Reproduce every entry below precisely. Pictures are excluded from the copy.

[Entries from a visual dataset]
>>>

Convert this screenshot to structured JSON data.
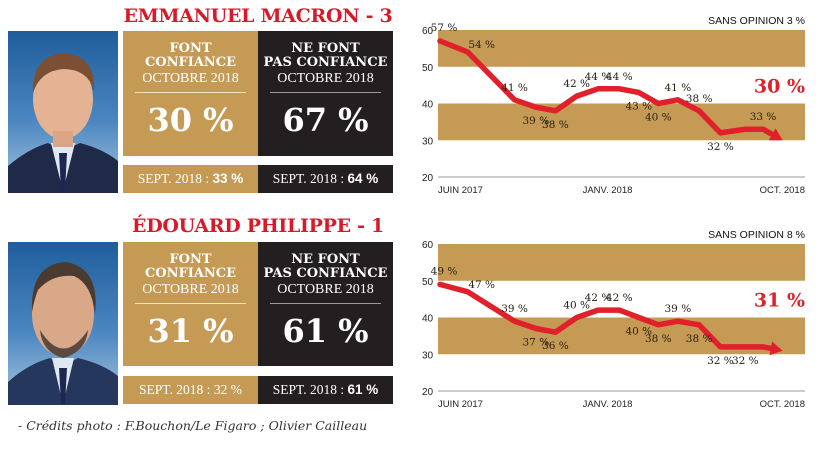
{
  "credit": "- Crédits photo : F.Bouchon/Le Figaro ; Olivier Cailleau",
  "colors": {
    "gold": "#c49a55",
    "black": "#231f20",
    "red": "#e0202a",
    "title_red": "#d7192a"
  },
  "panels": [
    {
      "title": "EMMANUEL MACRON - 3",
      "photo_alt": "Emmanuel Macron portrait",
      "trust": {
        "heading_line1": "FONT",
        "heading_line2": "CONFIANCE",
        "period": "OCTOBRE 2018",
        "value": "30 %",
        "prev_label": "SEPT. 2018 :",
        "prev_value": "33 %"
      },
      "distrust": {
        "heading_line1": "NE FONT",
        "heading_line2": "PAS CONFIANCE",
        "period": "OCTOBRE 2018",
        "value": "67 %",
        "prev_label": "SEPT. 2018 :",
        "prev_value": "64 %"
      }
    },
    {
      "title": "ÉDOUARD PHILIPPE  - 1",
      "photo_alt": "Édouard Philippe portrait",
      "trust": {
        "heading_line1": "FONT",
        "heading_line2": "CONFIANCE",
        "period": "OCTOBRE 2018",
        "value": "31 %",
        "prev_label": "SEPT. 2018 :",
        "prev_value": "32 %"
      },
      "distrust": {
        "heading_line1": "NE FONT",
        "heading_line2": "PAS CONFIANCE",
        "period": "OCTOBRE 2018",
        "value": "61 %",
        "prev_label": "SEPT. 2018 :",
        "prev_value": "61 %"
      }
    }
  ],
  "chart_data": [
    {
      "type": "line",
      "title": "Emmanuel Macron - font confiance",
      "annotation": "SANS OPINION 3 %",
      "final_label": "30 %",
      "xlabel": "",
      "ylabel": "",
      "ylim": [
        20,
        60
      ],
      "yticks": [
        60,
        50,
        40,
        30,
        20
      ],
      "xtick_labels": [
        "JUIN 2017",
        "JANV. 2018",
        "OCT. 2018"
      ],
      "bands": [
        [
          50,
          60
        ],
        [
          30,
          40
        ]
      ],
      "x": [
        0,
        1,
        2,
        3,
        4,
        5,
        6,
        7,
        8,
        9,
        10,
        11,
        12,
        13,
        14,
        15
      ],
      "values": [
        57,
        54,
        41,
        39,
        38,
        42,
        44,
        44,
        43,
        40,
        41,
        38,
        32,
        33,
        33,
        30
      ],
      "labels": [
        "57 %",
        "54 %",
        "41 %",
        "39 %",
        "38 %",
        "42 %",
        "44 %",
        "44 %",
        "43 %",
        "40 %",
        "41 %",
        "38 %",
        "32 %",
        "",
        "33 %",
        ""
      ],
      "label_pos": [
        "above",
        "above-right",
        "above",
        "below",
        "below",
        "above",
        "above",
        "above",
        "below",
        "below",
        "above",
        "above",
        "below",
        "",
        "above",
        ""
      ]
    },
    {
      "type": "line",
      "title": "Édouard Philippe - font confiance",
      "annotation": "SANS OPINION 8 %",
      "final_label": "31 %",
      "xlabel": "",
      "ylabel": "",
      "ylim": [
        20,
        60
      ],
      "yticks": [
        60,
        50,
        40,
        30,
        20
      ],
      "xtick_labels": [
        "JUIN 2017",
        "JANV. 2018",
        "OCT. 2018"
      ],
      "bands": [
        [
          50,
          60
        ],
        [
          30,
          40
        ]
      ],
      "x": [
        0,
        1,
        2,
        3,
        4,
        5,
        6,
        7,
        8,
        9,
        10,
        11,
        12,
        13,
        14,
        15
      ],
      "values": [
        49,
        47,
        39,
        37,
        36,
        40,
        42,
        42,
        40,
        38,
        39,
        38,
        32,
        32,
        32,
        31
      ],
      "labels": [
        "49 %",
        "47 %",
        "39 %",
        "37 %",
        "36 %",
        "40 %",
        "42 %",
        "42 %",
        "40 %",
        "38 %",
        "39 %",
        "38 %",
        "32 %",
        "32 %",
        "",
        ""
      ],
      "label_pos": [
        "above",
        "above-right",
        "above",
        "below",
        "below",
        "above",
        "above",
        "above",
        "below",
        "below",
        "above",
        "below",
        "below",
        "below",
        "",
        ""
      ]
    }
  ]
}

<<<

§ **Result of this exercise**
Convert this screenshot to structured JSON data.
{
  "credit": "- Crédits photo : F.Bouchon/Le Figaro ; Olivier Cailleau",
  "colors": {
    "gold": "#c49a55",
    "black": "#231f20",
    "red": "#e0202a",
    "title_red": "#d7192a"
  },
  "panels": [
    {
      "title": "EMMANUEL MACRON - 3",
      "photo_alt": "Emmanuel Macron portrait",
      "trust": {
        "heading_line1": "FONT",
        "heading_line2": "CONFIANCE",
        "period": "OCTOBRE 2018",
        "value": "30 %",
        "prev_label": "SEPT. 2018 :",
        "prev_value": "33 %"
      },
      "distrust": {
        "heading_line1": "NE FONT",
        "heading_line2": "PAS CONFIANCE",
        "period": "OCTOBRE 2018",
        "value": "67 %",
        "prev_label": "SEPT. 2018 :",
        "prev_value": "64 %"
      }
    },
    {
      "title": "ÉDOUARD PHILIPPE  - 1",
      "photo_alt": "Édouard Philippe portrait",
      "trust": {
        "heading_line1": "FONT",
        "heading_line2": "CONFIANCE",
        "period": "OCTOBRE 2018",
        "value": "31 %",
        "prev_label": "SEPT. 2018 :",
        "prev_value": "32 %"
      },
      "distrust": {
        "heading_line1": "NE FONT",
        "heading_line2": "PAS CONFIANCE",
        "period": "OCTOBRE 2018",
        "value": "61 %",
        "prev_label": "SEPT. 2018 :",
        "prev_value": "61 %"
      }
    }
  ],
  "chart_data": [
    {
      "type": "line",
      "title": "Emmanuel Macron - font confiance",
      "annotation": "SANS OPINION 3 %",
      "final_label": "30 %",
      "xlabel": "",
      "ylabel": "",
      "ylim": [
        20,
        60
      ],
      "yticks": [
        60,
        50,
        40,
        30,
        20
      ],
      "xtick_labels": [
        "JUIN 2017",
        "JANV. 2018",
        "OCT. 2018"
      ],
      "bands": [
        [
          50,
          60
        ],
        [
          30,
          40
        ]
      ],
      "x": [
        0,
        1,
        2,
        3,
        4,
        5,
        6,
        7,
        8,
        9,
        10,
        11,
        12,
        13,
        14,
        15
      ],
      "values": [
        57,
        54,
        41,
        39,
        38,
        42,
        44,
        44,
        43,
        40,
        41,
        38,
        32,
        33,
        33,
        30
      ],
      "labels": [
        "57 %",
        "54 %",
        "41 %",
        "39 %",
        "38 %",
        "42 %",
        "44 %",
        "44 %",
        "43 %",
        "40 %",
        "41 %",
        "38 %",
        "32 %",
        "",
        "33 %",
        ""
      ],
      "label_pos": [
        "above",
        "above-right",
        "above",
        "below",
        "below",
        "above",
        "above",
        "above",
        "below",
        "below",
        "above",
        "above",
        "below",
        "",
        "above",
        ""
      ]
    },
    {
      "type": "line",
      "title": "Édouard Philippe - font confiance",
      "annotation": "SANS OPINION 8 %",
      "final_label": "31 %",
      "xlabel": "",
      "ylabel": "",
      "ylim": [
        20,
        60
      ],
      "yticks": [
        60,
        50,
        40,
        30,
        20
      ],
      "xtick_labels": [
        "JUIN 2017",
        "JANV. 2018",
        "OCT. 2018"
      ],
      "bands": [
        [
          50,
          60
        ],
        [
          30,
          40
        ]
      ],
      "x": [
        0,
        1,
        2,
        3,
        4,
        5,
        6,
        7,
        8,
        9,
        10,
        11,
        12,
        13,
        14,
        15
      ],
      "values": [
        49,
        47,
        39,
        37,
        36,
        40,
        42,
        42,
        40,
        38,
        39,
        38,
        32,
        32,
        32,
        31
      ],
      "labels": [
        "49 %",
        "47 %",
        "39 %",
        "37 %",
        "36 %",
        "40 %",
        "42 %",
        "42 %",
        "40 %",
        "38 %",
        "39 %",
        "38 %",
        "32 %",
        "32 %",
        "",
        ""
      ],
      "label_pos": [
        "above",
        "above-right",
        "above",
        "below",
        "below",
        "above",
        "above",
        "above",
        "below",
        "below",
        "above",
        "below",
        "below",
        "below",
        "",
        ""
      ]
    }
  ]
}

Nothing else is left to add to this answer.